(Task)
Find the word "Kenny" in the material below and gather every line that contains it.

________________________________________

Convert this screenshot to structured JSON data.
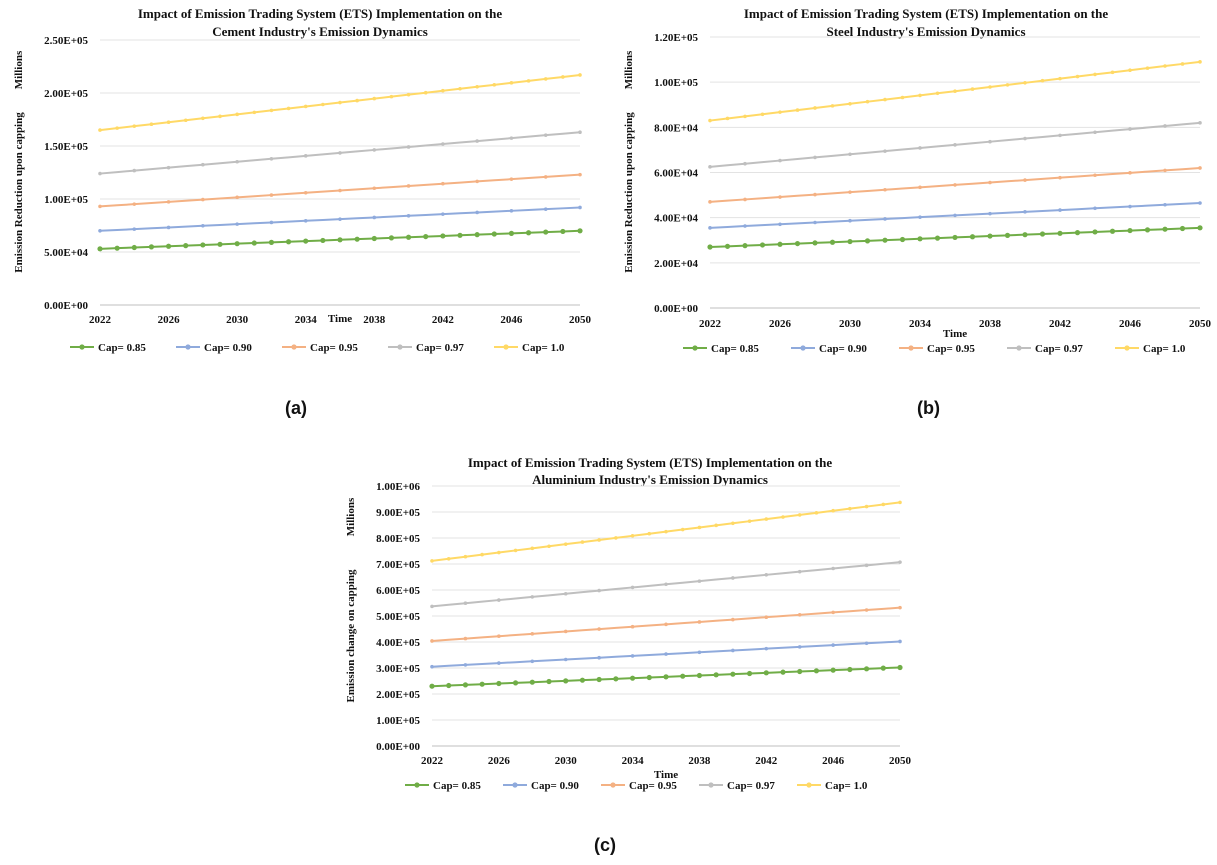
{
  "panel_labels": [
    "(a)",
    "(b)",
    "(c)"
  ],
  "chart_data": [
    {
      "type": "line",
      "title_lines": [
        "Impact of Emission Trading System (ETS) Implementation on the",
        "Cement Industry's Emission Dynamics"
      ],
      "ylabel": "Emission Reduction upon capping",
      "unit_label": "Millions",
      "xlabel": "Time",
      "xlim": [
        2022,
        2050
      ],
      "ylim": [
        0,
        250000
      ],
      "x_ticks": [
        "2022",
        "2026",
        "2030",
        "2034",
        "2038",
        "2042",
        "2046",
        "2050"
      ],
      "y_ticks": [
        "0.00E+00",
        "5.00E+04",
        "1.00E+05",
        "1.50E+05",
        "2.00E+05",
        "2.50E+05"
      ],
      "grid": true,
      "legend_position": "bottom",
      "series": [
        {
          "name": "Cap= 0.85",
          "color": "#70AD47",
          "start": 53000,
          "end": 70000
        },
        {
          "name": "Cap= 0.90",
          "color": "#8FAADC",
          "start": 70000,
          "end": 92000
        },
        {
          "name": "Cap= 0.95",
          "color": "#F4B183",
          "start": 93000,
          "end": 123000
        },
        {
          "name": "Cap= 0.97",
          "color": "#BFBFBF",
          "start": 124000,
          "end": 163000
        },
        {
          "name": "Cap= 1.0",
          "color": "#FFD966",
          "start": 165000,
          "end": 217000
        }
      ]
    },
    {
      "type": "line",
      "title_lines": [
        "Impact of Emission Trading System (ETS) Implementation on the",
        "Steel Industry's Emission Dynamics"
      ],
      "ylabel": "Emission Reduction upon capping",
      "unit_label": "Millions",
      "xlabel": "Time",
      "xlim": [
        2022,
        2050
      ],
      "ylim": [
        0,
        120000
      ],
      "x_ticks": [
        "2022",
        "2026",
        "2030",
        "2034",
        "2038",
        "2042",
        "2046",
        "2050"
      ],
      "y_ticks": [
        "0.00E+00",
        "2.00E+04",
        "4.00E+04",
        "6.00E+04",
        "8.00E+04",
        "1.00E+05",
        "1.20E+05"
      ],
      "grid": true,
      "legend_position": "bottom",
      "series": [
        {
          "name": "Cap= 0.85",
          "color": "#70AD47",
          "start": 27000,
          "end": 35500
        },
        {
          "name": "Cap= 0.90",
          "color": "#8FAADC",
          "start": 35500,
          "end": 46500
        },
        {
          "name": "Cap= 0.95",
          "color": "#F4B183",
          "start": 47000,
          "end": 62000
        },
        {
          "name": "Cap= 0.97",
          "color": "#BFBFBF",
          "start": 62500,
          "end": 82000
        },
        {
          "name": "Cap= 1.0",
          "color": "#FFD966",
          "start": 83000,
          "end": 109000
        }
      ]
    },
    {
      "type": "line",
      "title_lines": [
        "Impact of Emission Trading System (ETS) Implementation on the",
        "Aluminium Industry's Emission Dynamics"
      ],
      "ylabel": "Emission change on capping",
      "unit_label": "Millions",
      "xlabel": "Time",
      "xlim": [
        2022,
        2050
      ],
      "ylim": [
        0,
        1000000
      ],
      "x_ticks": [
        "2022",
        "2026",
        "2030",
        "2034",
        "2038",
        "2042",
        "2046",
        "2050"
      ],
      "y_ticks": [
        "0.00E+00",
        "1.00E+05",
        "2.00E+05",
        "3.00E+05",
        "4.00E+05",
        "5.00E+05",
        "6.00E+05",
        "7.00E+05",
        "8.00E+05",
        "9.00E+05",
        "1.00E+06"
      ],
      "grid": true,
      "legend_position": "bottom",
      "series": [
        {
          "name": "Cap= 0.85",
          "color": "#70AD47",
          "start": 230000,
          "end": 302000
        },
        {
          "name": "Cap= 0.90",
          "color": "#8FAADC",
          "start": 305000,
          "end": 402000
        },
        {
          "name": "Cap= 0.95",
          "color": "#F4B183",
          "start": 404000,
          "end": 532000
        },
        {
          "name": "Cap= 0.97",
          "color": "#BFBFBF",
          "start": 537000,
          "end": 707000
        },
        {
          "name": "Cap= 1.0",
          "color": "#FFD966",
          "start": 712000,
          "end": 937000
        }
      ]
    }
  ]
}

________________________________________

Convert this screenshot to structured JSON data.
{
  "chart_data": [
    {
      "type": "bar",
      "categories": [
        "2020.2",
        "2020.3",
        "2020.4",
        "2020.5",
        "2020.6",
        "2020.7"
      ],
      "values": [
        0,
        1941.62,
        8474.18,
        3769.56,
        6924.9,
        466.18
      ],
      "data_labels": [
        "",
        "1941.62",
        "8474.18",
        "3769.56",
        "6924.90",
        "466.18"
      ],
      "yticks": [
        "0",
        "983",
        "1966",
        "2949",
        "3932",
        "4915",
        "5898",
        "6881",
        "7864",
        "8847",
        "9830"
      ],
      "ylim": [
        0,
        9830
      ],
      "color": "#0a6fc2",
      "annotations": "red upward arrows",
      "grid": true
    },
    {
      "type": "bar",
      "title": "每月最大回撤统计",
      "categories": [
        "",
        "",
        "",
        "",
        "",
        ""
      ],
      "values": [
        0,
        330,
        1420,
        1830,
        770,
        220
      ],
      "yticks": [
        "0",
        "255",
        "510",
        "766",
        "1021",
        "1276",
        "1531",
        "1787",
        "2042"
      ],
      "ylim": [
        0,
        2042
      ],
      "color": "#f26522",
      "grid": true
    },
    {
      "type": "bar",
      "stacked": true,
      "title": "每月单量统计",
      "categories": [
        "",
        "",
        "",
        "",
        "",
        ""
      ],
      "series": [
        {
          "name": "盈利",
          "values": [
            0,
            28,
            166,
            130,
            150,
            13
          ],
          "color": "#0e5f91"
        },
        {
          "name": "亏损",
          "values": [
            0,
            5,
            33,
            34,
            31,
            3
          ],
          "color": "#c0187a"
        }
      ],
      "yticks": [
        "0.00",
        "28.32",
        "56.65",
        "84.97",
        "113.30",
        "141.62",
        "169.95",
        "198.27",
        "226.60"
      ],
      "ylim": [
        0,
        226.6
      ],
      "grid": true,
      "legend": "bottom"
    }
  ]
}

________________________________________

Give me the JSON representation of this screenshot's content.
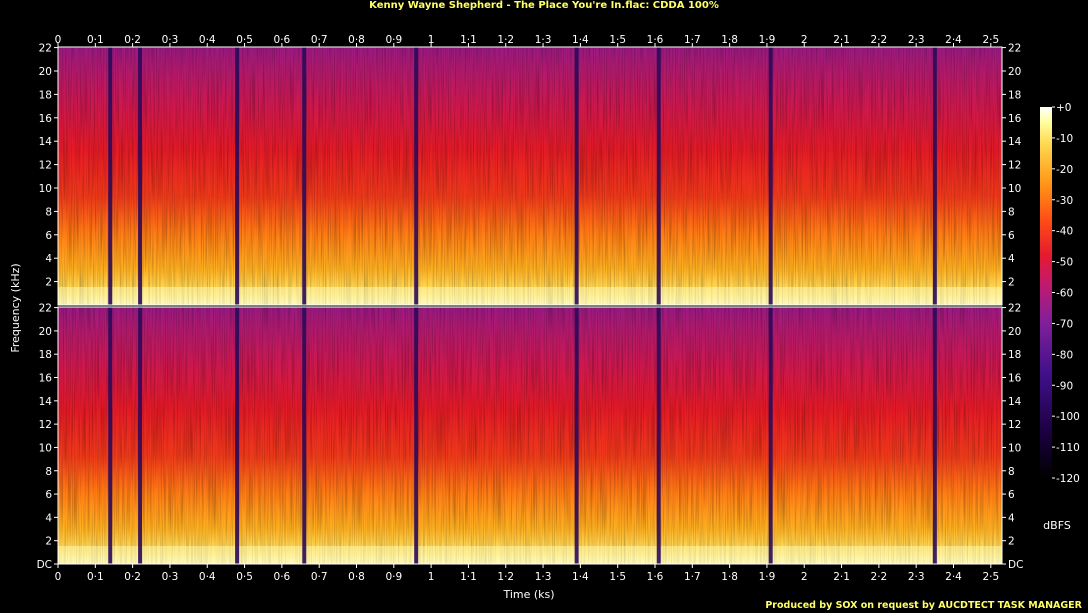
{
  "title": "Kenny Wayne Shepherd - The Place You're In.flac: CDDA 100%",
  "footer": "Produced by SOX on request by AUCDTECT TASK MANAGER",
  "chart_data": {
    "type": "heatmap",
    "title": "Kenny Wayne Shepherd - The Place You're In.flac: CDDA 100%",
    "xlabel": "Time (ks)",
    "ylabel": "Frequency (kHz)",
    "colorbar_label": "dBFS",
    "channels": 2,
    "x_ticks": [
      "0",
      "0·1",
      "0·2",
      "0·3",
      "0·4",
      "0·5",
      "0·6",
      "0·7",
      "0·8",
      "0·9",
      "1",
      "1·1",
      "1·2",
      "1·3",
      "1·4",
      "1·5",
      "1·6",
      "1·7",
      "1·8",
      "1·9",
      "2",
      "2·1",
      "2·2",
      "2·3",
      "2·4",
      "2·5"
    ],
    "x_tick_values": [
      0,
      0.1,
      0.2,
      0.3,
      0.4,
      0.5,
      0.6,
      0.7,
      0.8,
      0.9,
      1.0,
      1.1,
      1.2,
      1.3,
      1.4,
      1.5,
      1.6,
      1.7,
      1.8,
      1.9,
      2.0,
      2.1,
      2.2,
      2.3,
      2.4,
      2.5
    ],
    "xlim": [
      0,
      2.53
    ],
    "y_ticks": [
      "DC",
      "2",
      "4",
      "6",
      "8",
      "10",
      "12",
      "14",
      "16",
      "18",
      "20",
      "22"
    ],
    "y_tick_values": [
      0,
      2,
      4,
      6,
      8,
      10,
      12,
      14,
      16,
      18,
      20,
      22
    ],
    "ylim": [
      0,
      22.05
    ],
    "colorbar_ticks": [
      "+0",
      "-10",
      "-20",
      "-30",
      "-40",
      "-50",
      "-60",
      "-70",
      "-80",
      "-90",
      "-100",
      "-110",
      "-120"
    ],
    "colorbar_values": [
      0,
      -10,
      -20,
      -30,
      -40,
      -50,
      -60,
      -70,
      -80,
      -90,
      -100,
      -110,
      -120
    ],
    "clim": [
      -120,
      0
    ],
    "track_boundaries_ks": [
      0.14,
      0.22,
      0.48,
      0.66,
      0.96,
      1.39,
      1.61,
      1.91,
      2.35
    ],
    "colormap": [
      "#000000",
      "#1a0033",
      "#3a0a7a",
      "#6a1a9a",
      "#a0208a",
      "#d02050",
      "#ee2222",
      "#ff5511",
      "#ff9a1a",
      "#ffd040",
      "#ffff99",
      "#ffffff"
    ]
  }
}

________________________________________

(Final result)
  "title": "Kenny Wayne Shepherd - The Place You're In.flac: CDDA 100%",
    "title": "Kenny Wayne Shepherd - The Place You're In.flac: CDDA 100%",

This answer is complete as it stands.